#### [Data entries]
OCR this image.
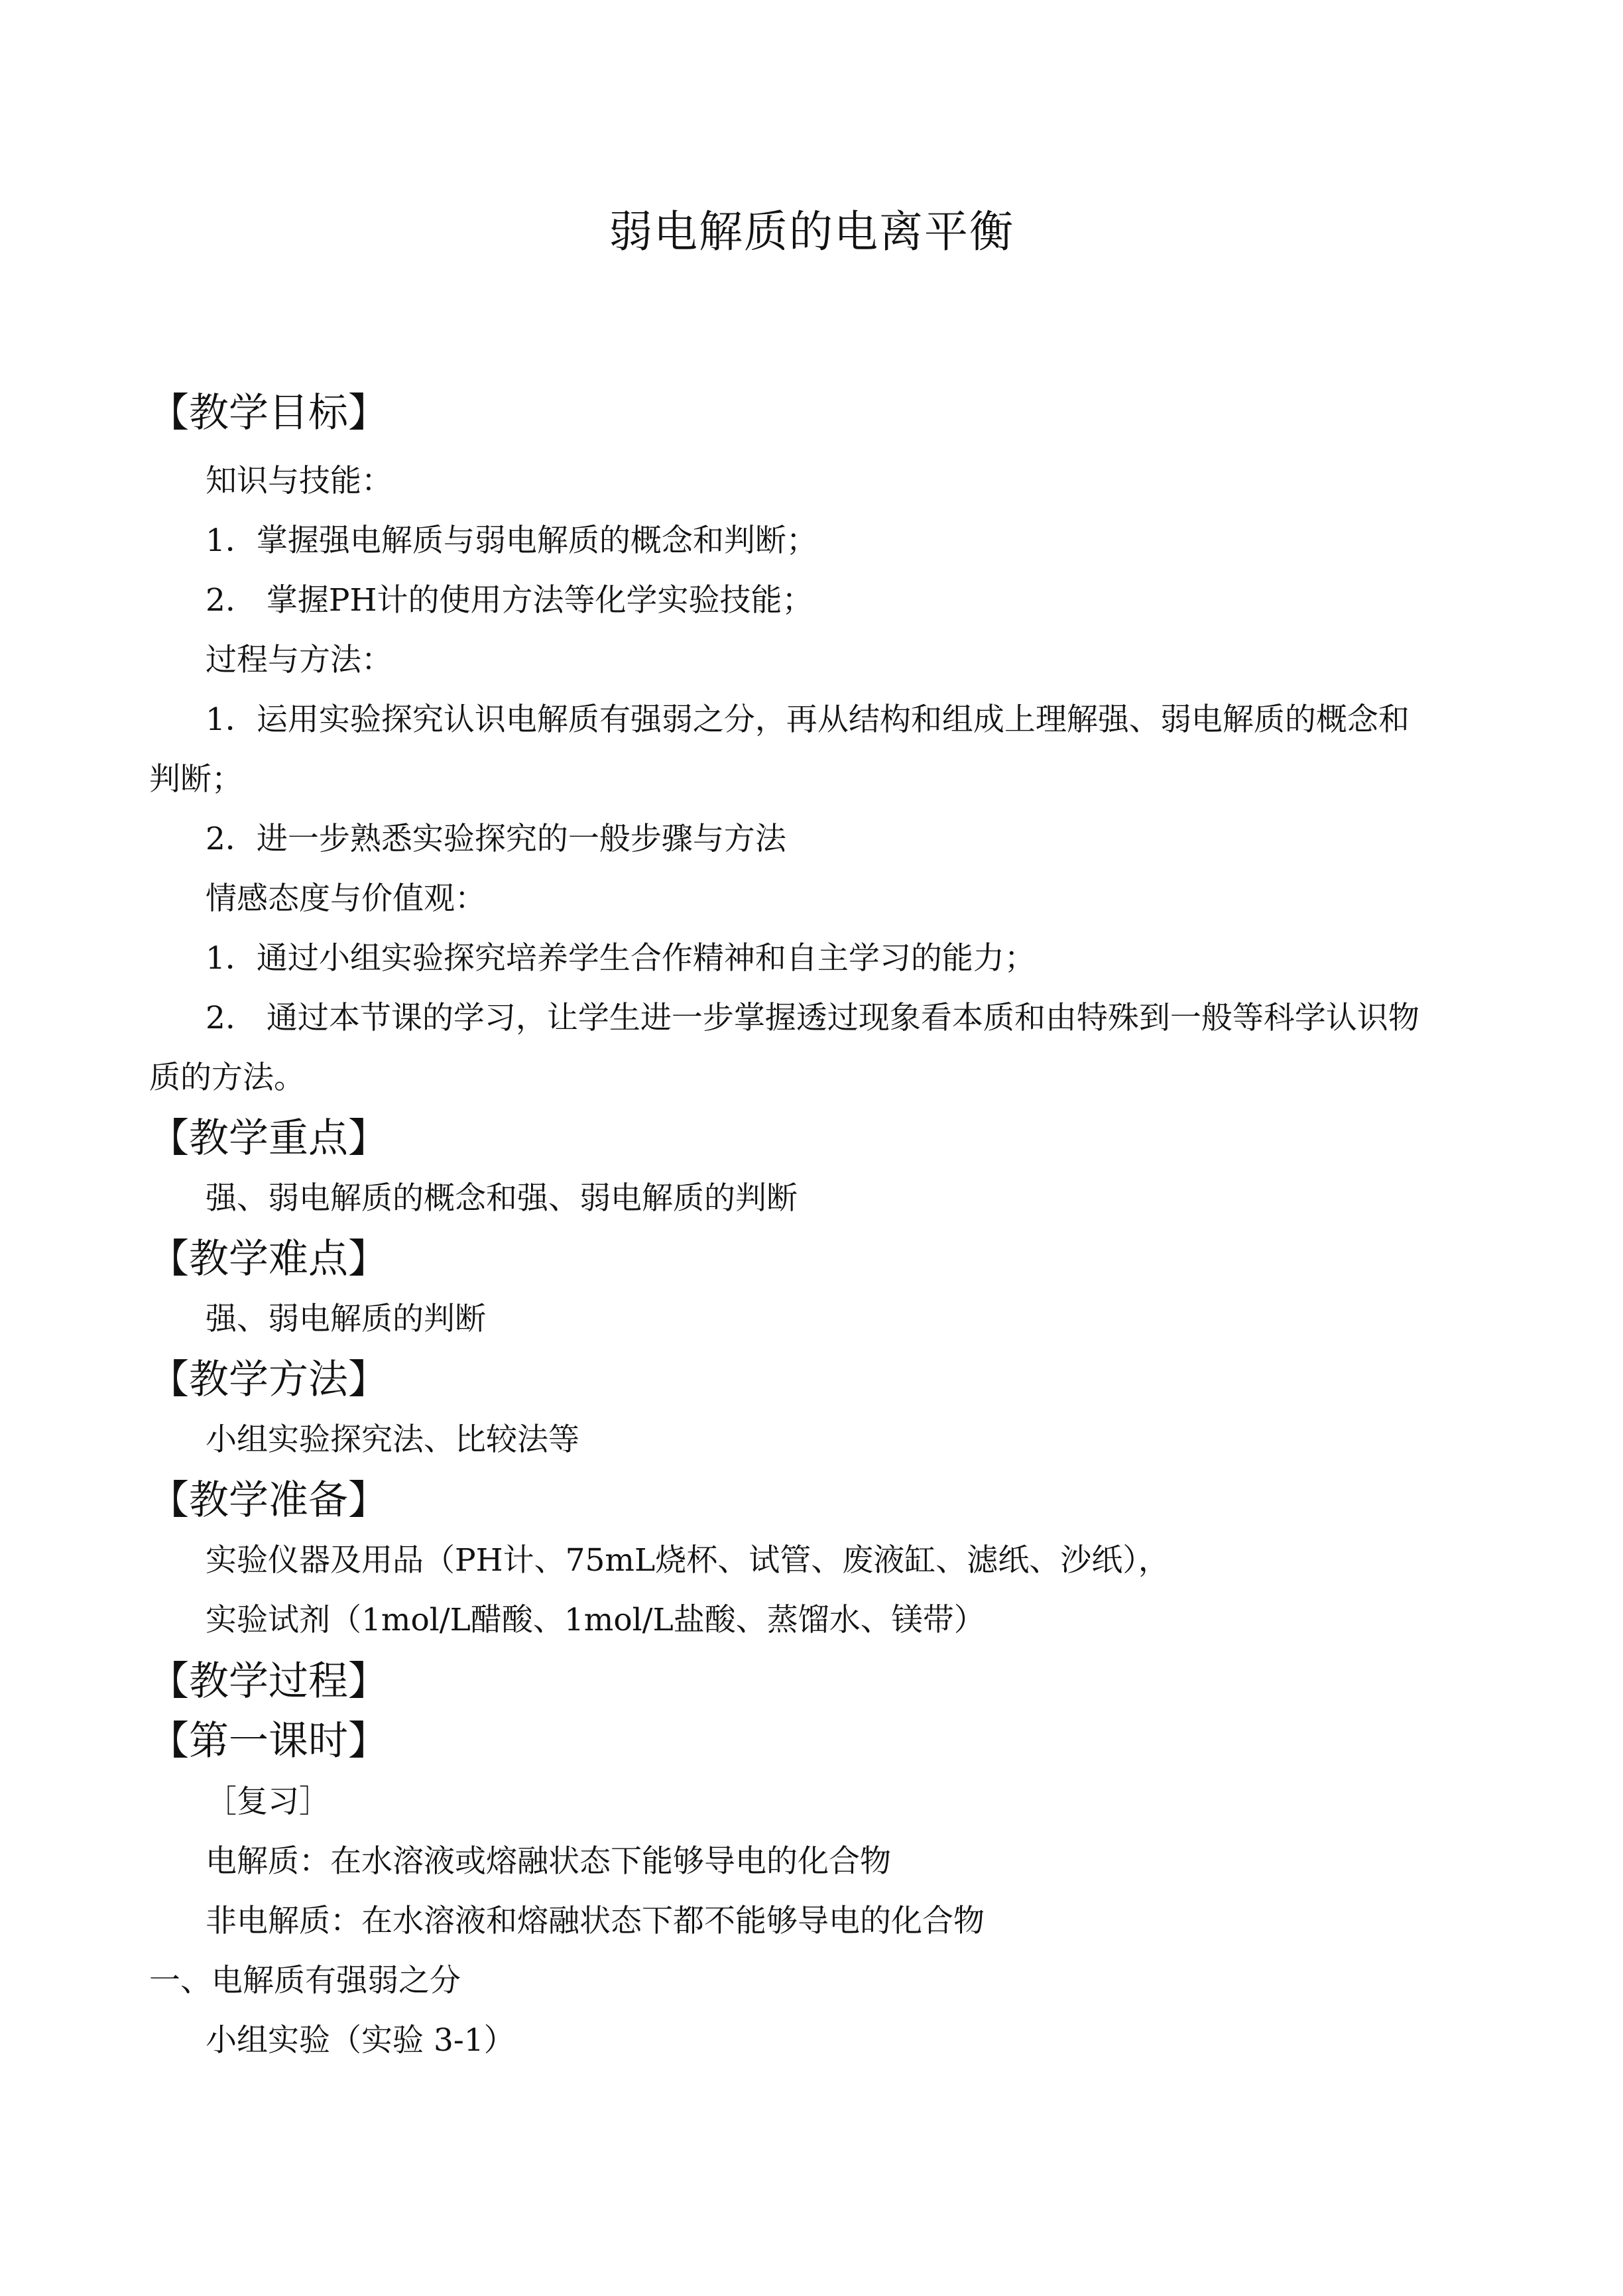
弱电解质的电离平衡
【教学目标】
知识与技能：
1．掌握强电解质与弱电解质的概念和判断；
2.　掌握PH计的使用方法等化学实验技能；
过程与方法：
1．运用实验探究认识电解质有强弱之分，再从结构和组成上理解强、弱电解质的概念和
判断；
2．进一步熟悉实验探究的一般步骤与方法
情感态度与价值观：
1．通过小组实验探究培养学生合作精神和自主学习的能力；
2.　通过本节课的学习，让学生进一步掌握透过现象看本质和由特殊到一般等科学认识物
质的方法。
【教学重点】
强、弱电解质的概念和强、弱电解质的判断
【教学难点】
强、弱电解质的判断
【教学方法】
小组实验探究法、比较法等
【教学准备】
实验仪器及用品（PH计、75mL烧杯、试管、废液缸、滤纸、沙纸），
实验试剂（1mol/L醋酸、1mol/L盐酸、蒸馏水、镁带）
【教学过程】
【第一课时】
［复习］
电解质：在水溶液或熔融状态下能够导电的化合物
非电解质：在水溶液和熔融状态下都不能够导电的化合物
一、电解质有强弱之分
小组实验（实验 3-1）
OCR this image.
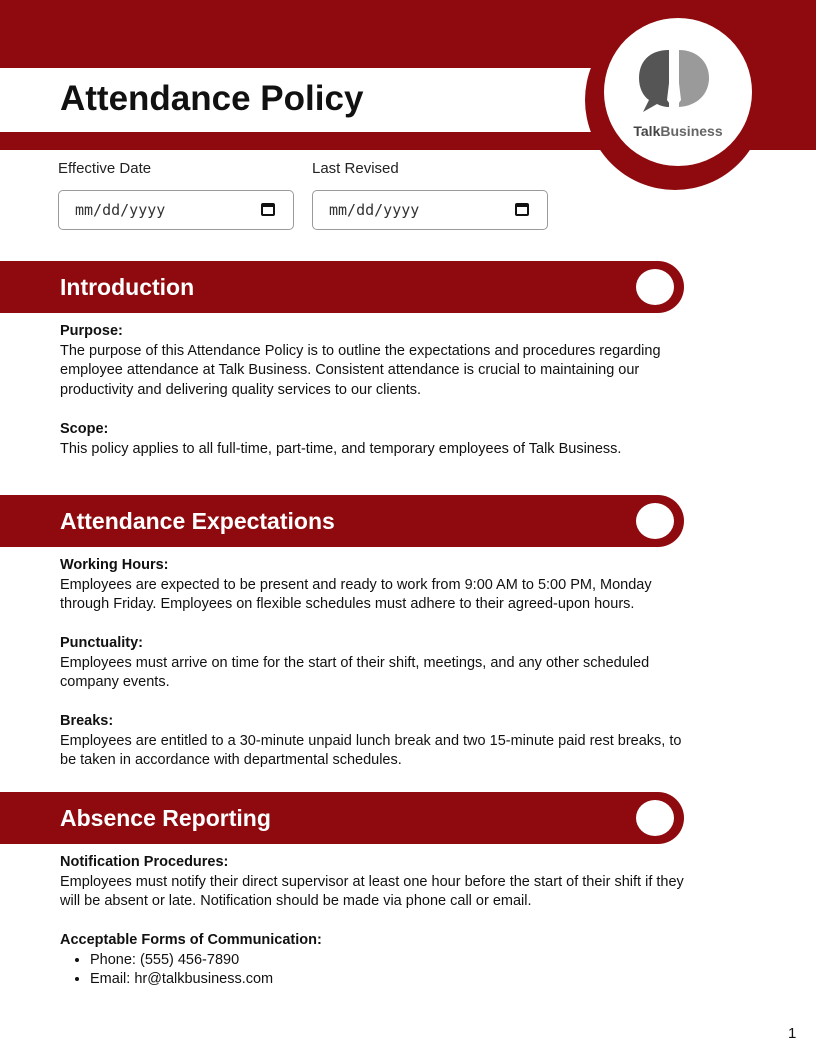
Attendance Policy
TalkBusiness
Effective Date
mm/dd/yyyy	Last Revised
mm/dd/yyyy
Introduction
Purpose:
The purpose of this Attendance Policy is to outline the expectations and procedures regarding employee attendance at Talk Business. Consistent attendance is crucial to maintaining our productivity and delivering quality services to our clients.
Scope:
This policy applies to all full-time, part-time, and temporary employees of Talk Business.
Attendance Expectations
Working Hours:
Employees are expected to be present and ready to work from 9:00 AM to 5:00 PM, Monday through Friday. Employees on flexible schedules must adhere to their agreed-upon hours.
Punctuality:
Employees must arrive on time for the start of their shift, meetings, and any other scheduled company events.
Breaks:
Employees are entitled to a 30-minute unpaid lunch break and two 15-minute paid rest breaks, to be taken in accordance with departmental schedules.
Absence Reporting
Notification Procedures:
Employees must notify their direct supervisor at least one hour before the start of their shift if they will be absent or late. Notification should be made via phone call or email.
Acceptable Forms of Communication:
• Phone: (555) 456-7890
• Email: hr@talkbusiness.com
1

#### [Problem details]
Retype the entries word for word. Omit any images.

#### [Finished task]
OCR this image.
弱电解质的电离平衡
【教学目标】
知识与技能：
1．掌握强电解质与弱电解质的概念和判断；
2.　掌握PH计的使用方法等化学实验技能；
过程与方法：
1．运用实验探究认识电解质有强弱之分，再从结构和组成上理解强、弱电解质的概念和
判断；
2．进一步熟悉实验探究的一般步骤与方法
情感态度与价值观：
1．通过小组实验探究培养学生合作精神和自主学习的能力；
2.　通过本节课的学习，让学生进一步掌握透过现象看本质和由特殊到一般等科学认识物
质的方法。
【教学重点】
强、弱电解质的概念和强、弱电解质的判断
【教学难点】
强、弱电解质的判断
【教学方法】
小组实验探究法、比较法等
【教学准备】
实验仪器及用品（PH计、75mL烧杯、试管、废液缸、滤纸、沙纸），
实验试剂（1mol/L醋酸、1mol/L盐酸、蒸馏水、镁带）
【教学过程】
【第一课时】
［复习］
电解质：在水溶液或熔融状态下能够导电的化合物
非电解质：在水溶液和熔融状态下都不能够导电的化合物
一、电解质有强弱之分
小组实验（实验 3-1）
OCR this image.
Attendance Policy
TalkBusiness
Effective Date
mm/dd/yyyy	Last Revised
mm/dd/yyyy
Introduction
Purpose:
The purpose of this Attendance Policy is to outline the expectations and procedures regarding employee attendance at Talk Business. Consistent attendance is crucial to maintaining our productivity and delivering quality services to our clients.
Scope:
This policy applies to all full-time, part-time, and temporary employees of Talk Business.
Attendance Expectations
Working Hours:
Employees are expected to be present and ready to work from 9:00 AM to 5:00 PM, Monday through Friday. Employees on flexible schedules must adhere to their agreed-upon hours.
Punctuality:
Employees must arrive on time for the start of their shift, meetings, and any other scheduled company events.
Breaks:
Employees are entitled to a 30-minute unpaid lunch break and two 15-minute paid rest breaks, to be taken in accordance with departmental schedules.
Absence Reporting
Notification Procedures:
Employees must notify their direct supervisor at least one hour before the start of their shift if they will be absent or late. Notification should be made via phone call or email.
Acceptable Forms of Communication:
• Phone: (555) 456-7890
• Email: hr@talkbusiness.com
1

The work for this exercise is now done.